QUOTED PASSAGE |
Importance of pre processing the Gaussian parameters ?

NVlabs / NVAE

The Official PyTorch Implementation of "NVAE: A Deep Hierarchical Variational Autoencoder" (NeurIPS 2020 spotlight paper)

https://arxiv.org/abs/2007.03898

Other

999 stars 163 forks source link

Importance of pre processing the Gaussian parameters ? #27

Closed BimDav closed 3 years ago

BimDav commented 3 years ago

Hi, thank you for your outstanding work in making VAEs great again !

My question is about the pre processing of Gaussian parameters in distributions.py:

def soft_clamp5(x: torch.Tensor):
        return x.div_(5.).tanh_().mul(5.)    #  5. * torch.tanh(x / 5.) <--> soft differentiable clamp between [-5, 5]

[...]

        self.mu = soft_clamp5(mu)
        log_sigma = soft_clamp5(log_sigma)
        self.sigma = torch.exp(log_sigma) + 1e-2

I don't think this is discussed in the paper, what is the role of this pre processing ? It seems to be linked with the model's stability when I remove it. Do you have results on the relationship between this and the other stabilization methods discussed in the paper ?

SUPPLIED MATERIAL |
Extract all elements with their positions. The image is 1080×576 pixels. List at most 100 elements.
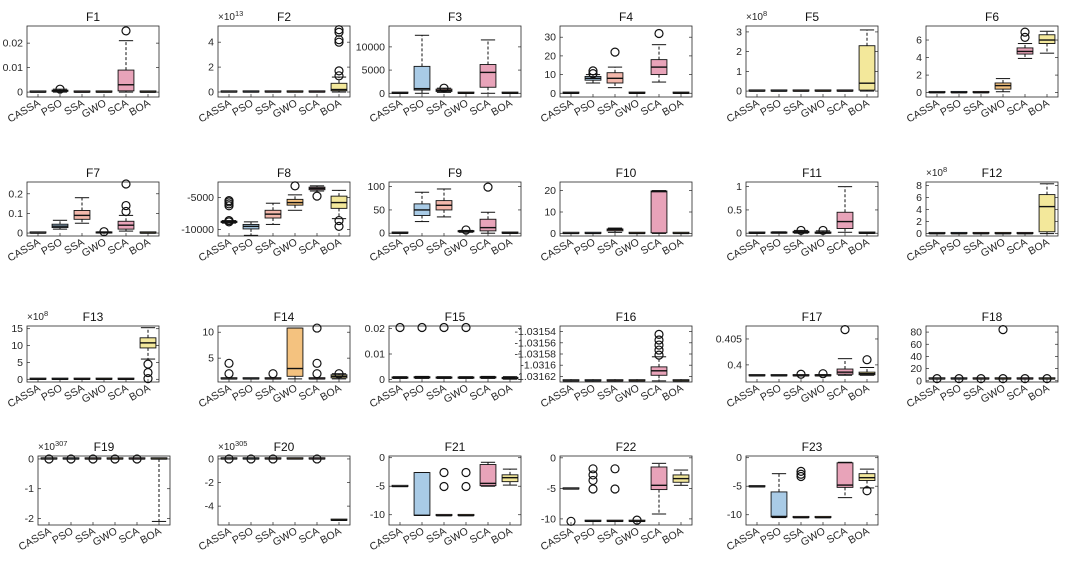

WHAT YOU SHOULD DO | Continue the GitHub issue on NVAE's Gaussian parameter pre-processing from the point where it stops. The data comes from another source.

ANSWER TO THE EXERCISE |
Thank you

arash-vahdat commented 3 years ago

Yeah, we added this with the hope of more model stability. It doesn't completely fix the stability issues but it did help a little bit. This processing ensures that mu and log_sigma stay in [-5, 5] so that the KL divergence doesn't blow up.

BimDav commented 3 years ago

Thank you. Are all experiments in the paper done with this pre processing ? I don't really understand the Unbounded KL problem if the parameters are clamped: isn't the KL bounded because of this ?

arash-vahdat commented 3 years ago

Yes, all experiments are done with this.

KL per latent variable is bounded but it can be still large for each variable. We have many latent variables in the model, and when instability happens, with a small mismatch between encoder and prior, these KL values per latent variable add up together and become extremely large.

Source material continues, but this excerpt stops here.